• Given problem: Which lines in the records below contain the string "annotation"? Return each of those lines in full.

• Data to process:
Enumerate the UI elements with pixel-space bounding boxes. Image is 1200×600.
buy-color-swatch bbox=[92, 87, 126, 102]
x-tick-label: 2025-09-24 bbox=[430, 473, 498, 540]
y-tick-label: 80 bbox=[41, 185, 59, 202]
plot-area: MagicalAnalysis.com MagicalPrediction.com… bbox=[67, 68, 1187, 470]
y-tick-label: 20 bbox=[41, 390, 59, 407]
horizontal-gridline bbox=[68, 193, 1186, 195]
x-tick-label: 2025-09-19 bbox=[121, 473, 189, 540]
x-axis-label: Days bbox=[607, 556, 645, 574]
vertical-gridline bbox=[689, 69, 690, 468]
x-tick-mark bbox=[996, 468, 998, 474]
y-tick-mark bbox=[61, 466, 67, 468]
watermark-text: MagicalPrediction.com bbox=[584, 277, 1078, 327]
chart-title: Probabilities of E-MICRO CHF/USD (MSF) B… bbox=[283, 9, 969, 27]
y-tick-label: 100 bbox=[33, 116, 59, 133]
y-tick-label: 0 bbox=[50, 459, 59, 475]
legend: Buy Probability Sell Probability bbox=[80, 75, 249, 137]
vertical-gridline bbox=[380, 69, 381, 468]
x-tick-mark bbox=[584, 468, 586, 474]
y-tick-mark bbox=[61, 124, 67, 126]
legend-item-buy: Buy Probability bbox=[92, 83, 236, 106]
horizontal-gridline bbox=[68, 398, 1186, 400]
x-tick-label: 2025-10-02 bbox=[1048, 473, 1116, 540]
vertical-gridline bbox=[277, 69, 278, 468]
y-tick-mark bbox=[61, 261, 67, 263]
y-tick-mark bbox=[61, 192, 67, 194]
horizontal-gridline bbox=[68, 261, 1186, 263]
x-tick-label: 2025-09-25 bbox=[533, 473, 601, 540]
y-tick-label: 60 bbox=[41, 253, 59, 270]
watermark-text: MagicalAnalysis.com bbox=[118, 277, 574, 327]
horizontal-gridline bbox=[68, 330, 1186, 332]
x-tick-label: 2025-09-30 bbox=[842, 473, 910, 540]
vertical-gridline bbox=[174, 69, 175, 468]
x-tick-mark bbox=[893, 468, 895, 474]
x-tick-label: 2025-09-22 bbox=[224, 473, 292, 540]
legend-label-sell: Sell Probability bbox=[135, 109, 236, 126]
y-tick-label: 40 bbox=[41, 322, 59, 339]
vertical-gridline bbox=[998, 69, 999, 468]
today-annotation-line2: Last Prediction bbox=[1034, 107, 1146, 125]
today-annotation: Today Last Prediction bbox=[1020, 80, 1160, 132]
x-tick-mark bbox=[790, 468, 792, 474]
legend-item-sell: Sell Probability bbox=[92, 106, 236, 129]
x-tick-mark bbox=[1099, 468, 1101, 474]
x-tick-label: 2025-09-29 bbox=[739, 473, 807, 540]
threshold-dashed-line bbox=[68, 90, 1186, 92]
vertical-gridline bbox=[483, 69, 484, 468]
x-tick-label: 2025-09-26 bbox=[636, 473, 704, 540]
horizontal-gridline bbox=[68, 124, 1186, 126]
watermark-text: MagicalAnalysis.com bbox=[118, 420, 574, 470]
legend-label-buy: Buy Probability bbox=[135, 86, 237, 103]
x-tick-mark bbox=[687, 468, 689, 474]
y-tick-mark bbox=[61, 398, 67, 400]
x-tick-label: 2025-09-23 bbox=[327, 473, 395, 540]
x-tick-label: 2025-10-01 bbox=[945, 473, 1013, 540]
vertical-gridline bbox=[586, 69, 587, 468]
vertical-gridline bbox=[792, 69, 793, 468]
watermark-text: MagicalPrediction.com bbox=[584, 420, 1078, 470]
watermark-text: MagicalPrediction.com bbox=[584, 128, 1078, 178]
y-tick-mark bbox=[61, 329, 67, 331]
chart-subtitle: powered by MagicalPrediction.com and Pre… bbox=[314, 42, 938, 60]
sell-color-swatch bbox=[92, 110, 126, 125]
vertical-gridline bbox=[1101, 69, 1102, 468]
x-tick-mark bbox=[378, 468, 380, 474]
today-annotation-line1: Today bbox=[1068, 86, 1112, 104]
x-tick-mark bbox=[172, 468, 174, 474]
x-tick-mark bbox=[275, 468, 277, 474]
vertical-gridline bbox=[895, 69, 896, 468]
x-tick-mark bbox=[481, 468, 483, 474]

• Solution to this task:
today-annotation-line2: Last Prediction bbox=[1034, 107, 1146, 125]
today-annotation: Today Last Prediction bbox=[1020, 80, 1160, 132]
today-annotation-line1: Today bbox=[1068, 86, 1112, 104]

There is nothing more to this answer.